**DIRECTION:** Scan the entries below and extract each line with the word "type" in it.

**RECORD EXCERPTS:**

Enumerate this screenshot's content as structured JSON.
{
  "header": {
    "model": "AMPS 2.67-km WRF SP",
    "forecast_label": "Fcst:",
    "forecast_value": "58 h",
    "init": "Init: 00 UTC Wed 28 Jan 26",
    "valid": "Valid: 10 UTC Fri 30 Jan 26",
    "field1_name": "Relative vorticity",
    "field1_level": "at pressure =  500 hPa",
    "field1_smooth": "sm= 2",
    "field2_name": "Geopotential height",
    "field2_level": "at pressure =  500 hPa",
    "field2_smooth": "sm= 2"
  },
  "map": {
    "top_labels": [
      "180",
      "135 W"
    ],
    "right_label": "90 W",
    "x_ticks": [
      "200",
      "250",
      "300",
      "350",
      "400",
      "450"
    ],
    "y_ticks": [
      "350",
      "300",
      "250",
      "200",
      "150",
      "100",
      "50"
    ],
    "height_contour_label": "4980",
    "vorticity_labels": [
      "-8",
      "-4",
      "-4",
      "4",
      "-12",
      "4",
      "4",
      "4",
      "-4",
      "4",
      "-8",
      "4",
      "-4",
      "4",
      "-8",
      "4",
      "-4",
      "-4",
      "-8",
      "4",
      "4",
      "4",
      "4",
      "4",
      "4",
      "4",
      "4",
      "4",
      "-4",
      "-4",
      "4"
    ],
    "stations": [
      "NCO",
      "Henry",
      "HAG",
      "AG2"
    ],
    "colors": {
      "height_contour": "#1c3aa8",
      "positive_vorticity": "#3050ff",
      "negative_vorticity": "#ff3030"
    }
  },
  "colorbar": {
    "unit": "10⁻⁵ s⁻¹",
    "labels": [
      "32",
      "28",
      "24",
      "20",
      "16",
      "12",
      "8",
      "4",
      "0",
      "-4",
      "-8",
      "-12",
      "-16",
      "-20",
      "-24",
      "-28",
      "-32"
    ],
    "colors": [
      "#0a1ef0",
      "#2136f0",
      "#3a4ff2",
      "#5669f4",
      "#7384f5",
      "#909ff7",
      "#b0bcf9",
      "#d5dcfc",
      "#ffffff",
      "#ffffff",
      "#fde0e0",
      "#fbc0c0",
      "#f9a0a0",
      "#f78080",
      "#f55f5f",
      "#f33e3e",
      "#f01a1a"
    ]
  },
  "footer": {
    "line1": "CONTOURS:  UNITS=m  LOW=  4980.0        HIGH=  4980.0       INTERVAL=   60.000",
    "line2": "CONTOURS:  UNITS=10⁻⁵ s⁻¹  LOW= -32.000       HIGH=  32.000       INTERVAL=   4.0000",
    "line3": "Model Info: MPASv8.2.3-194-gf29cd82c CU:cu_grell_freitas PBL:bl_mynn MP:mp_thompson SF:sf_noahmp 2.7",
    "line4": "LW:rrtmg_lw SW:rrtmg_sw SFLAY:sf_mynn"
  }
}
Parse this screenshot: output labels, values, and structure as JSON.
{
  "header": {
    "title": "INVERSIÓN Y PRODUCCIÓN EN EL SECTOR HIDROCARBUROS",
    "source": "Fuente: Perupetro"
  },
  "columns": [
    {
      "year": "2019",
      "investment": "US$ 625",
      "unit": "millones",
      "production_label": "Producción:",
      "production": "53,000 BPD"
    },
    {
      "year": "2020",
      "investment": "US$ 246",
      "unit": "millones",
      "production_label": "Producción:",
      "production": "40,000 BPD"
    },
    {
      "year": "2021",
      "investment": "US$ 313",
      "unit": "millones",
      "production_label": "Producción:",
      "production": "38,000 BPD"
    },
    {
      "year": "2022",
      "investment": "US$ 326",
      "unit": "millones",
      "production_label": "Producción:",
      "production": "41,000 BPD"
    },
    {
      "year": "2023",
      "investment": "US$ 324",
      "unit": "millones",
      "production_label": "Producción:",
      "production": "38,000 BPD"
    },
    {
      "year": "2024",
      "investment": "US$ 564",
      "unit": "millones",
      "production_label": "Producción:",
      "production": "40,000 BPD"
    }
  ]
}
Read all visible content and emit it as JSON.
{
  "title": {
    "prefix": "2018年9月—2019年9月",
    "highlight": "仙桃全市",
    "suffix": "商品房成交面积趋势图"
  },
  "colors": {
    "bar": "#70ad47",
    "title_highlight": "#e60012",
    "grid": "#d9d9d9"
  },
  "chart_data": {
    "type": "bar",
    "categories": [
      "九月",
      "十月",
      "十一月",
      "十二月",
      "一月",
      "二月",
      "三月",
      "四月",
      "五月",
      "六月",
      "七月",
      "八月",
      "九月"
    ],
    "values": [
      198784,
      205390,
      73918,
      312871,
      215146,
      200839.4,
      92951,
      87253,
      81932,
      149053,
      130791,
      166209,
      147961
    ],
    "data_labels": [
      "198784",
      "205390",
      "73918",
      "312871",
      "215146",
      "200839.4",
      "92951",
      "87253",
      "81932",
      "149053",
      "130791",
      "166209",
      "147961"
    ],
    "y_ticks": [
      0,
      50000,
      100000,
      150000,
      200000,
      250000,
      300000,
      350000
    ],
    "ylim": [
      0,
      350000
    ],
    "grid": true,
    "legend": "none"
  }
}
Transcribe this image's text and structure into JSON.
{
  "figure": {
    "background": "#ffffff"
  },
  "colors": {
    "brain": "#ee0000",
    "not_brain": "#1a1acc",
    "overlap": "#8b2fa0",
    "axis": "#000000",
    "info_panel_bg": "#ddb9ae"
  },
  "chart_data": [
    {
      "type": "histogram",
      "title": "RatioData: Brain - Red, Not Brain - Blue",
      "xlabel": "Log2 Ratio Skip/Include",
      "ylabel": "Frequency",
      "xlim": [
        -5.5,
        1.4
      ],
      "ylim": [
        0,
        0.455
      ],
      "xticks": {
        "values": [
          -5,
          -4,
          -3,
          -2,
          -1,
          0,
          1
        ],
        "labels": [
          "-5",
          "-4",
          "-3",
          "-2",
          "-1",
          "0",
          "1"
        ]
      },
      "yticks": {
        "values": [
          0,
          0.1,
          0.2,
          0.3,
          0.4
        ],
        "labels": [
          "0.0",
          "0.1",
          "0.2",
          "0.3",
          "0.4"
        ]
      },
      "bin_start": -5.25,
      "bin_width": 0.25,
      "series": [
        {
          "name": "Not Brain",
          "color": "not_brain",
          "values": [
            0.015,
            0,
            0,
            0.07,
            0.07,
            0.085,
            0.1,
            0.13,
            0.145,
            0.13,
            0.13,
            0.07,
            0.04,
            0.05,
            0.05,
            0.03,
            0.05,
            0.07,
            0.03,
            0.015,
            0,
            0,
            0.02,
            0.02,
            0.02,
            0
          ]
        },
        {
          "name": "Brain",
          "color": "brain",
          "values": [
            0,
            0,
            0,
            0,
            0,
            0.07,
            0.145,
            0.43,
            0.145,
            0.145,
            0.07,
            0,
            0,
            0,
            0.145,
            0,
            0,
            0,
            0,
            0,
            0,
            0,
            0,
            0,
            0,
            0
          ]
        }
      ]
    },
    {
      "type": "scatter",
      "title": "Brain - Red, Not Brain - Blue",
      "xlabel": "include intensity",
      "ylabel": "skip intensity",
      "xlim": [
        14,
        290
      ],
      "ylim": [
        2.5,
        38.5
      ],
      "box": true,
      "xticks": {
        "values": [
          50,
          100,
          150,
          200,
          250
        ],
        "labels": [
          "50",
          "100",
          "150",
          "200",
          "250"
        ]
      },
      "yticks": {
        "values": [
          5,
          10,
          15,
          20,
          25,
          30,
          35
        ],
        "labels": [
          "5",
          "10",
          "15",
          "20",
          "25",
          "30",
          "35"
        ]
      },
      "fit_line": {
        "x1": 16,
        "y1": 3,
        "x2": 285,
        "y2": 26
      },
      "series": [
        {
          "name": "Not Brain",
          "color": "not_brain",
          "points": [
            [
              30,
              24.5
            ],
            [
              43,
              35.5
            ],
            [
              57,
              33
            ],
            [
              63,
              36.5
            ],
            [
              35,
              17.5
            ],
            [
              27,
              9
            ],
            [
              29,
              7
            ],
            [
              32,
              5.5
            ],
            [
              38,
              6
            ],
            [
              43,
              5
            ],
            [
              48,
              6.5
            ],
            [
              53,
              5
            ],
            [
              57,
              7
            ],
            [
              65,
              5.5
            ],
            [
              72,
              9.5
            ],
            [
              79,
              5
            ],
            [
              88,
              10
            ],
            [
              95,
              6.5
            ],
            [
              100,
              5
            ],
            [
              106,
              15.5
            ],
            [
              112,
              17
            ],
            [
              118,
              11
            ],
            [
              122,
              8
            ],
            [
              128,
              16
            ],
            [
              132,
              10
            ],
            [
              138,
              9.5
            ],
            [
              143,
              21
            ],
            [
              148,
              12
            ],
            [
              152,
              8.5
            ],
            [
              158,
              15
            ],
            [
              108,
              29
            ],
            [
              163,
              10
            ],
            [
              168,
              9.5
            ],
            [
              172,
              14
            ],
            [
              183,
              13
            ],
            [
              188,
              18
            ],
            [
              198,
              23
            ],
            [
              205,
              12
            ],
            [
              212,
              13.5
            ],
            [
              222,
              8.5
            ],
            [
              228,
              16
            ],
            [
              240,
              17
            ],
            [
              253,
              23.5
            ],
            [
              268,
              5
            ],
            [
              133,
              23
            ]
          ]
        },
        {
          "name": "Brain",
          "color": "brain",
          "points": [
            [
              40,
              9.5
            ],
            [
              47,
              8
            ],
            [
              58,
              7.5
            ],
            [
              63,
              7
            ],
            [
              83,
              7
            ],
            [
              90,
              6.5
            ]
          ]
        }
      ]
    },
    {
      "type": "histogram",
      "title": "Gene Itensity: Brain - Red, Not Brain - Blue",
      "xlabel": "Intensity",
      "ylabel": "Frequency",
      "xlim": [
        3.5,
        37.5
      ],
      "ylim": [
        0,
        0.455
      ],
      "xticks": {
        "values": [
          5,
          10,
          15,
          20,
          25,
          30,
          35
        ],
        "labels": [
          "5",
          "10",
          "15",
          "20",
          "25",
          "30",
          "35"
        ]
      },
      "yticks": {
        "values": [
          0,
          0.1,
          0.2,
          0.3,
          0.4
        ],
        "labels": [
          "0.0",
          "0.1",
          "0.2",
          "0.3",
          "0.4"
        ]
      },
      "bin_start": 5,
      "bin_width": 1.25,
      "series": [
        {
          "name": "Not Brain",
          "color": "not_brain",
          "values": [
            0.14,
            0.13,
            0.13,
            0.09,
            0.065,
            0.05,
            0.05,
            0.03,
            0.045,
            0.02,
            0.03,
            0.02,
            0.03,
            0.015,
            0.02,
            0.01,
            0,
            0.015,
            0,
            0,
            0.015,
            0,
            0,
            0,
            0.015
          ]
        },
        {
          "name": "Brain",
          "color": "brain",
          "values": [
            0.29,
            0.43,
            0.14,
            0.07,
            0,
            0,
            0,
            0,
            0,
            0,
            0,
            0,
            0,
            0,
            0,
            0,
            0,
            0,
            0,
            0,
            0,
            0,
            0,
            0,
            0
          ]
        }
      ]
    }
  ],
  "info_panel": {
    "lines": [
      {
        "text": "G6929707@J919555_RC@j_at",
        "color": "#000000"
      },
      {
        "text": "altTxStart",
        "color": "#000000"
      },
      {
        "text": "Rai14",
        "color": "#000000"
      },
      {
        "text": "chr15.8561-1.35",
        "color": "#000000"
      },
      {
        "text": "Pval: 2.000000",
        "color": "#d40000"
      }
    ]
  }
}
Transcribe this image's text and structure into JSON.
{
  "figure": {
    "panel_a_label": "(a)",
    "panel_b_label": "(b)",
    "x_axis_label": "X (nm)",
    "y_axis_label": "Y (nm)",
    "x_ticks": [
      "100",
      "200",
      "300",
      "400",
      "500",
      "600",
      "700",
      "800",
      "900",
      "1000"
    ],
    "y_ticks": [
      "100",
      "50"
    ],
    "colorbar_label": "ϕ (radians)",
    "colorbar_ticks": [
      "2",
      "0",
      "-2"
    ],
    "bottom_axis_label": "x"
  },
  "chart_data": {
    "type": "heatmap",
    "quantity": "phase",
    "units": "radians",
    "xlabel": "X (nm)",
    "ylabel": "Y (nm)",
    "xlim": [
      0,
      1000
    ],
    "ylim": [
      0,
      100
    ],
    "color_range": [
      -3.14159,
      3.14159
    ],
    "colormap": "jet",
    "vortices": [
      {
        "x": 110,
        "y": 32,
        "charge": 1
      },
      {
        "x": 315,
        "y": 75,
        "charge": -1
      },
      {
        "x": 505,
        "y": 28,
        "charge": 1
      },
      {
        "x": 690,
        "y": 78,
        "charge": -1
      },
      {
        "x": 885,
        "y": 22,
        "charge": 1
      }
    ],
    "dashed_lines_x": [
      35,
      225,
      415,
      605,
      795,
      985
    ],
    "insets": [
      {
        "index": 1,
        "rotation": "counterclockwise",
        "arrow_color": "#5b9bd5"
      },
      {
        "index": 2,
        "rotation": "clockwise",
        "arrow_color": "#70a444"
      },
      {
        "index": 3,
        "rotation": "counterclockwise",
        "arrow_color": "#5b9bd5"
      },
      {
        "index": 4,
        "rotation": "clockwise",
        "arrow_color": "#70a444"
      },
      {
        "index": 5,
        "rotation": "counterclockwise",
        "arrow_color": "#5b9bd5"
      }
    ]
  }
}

**COMPLETE ANSWER:**
    "type": "bar",
      "type": "histogram",
      "type": "scatter",
      "type": "histogram",
    "type": "heatmap",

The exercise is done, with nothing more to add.